→ Task directions:
Lift out all lines below that contain "الحمير".

→ Data provided:
=======

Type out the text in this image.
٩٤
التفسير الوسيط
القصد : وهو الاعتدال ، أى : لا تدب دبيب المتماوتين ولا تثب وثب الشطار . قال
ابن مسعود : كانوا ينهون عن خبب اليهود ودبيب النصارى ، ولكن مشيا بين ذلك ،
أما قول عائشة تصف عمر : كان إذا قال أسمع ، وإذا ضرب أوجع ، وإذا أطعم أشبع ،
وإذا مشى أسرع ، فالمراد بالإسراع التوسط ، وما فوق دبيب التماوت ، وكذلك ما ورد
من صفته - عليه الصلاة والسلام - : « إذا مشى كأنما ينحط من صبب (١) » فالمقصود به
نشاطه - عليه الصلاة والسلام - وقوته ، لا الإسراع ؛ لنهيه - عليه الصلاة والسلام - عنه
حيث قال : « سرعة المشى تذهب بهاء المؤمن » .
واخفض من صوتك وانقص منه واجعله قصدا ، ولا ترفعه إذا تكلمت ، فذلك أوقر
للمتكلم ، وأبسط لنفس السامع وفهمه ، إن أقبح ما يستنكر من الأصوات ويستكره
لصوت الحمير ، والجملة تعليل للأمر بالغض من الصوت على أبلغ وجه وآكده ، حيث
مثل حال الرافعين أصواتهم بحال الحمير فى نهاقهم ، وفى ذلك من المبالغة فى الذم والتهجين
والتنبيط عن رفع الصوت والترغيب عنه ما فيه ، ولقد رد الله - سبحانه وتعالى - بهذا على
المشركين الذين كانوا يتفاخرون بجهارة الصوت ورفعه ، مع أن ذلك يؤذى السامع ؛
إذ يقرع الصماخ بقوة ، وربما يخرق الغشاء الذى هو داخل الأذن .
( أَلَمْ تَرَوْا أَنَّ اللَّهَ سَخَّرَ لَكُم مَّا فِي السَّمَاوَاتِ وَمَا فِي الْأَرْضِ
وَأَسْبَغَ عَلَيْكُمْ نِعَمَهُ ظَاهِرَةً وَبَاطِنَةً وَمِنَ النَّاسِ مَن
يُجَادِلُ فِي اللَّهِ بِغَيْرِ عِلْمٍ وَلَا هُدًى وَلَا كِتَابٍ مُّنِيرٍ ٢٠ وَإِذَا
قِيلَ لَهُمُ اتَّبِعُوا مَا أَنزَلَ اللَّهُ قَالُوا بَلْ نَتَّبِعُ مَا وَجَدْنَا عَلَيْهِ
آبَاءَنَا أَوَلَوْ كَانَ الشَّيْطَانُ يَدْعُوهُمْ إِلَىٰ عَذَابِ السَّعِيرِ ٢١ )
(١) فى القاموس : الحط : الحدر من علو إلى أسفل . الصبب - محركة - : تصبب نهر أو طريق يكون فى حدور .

=======

→ Answer to the problem:
لصوت الحمير ، والجملة تعليل للأمر بالغض من الصوت على أبلغ وجه وآكده ، حيث
مثل حال الرافعين أصواتهم بحال الحمير فى نهاقهم ، وفى ذلك من المبالغة فى الذم والتهجين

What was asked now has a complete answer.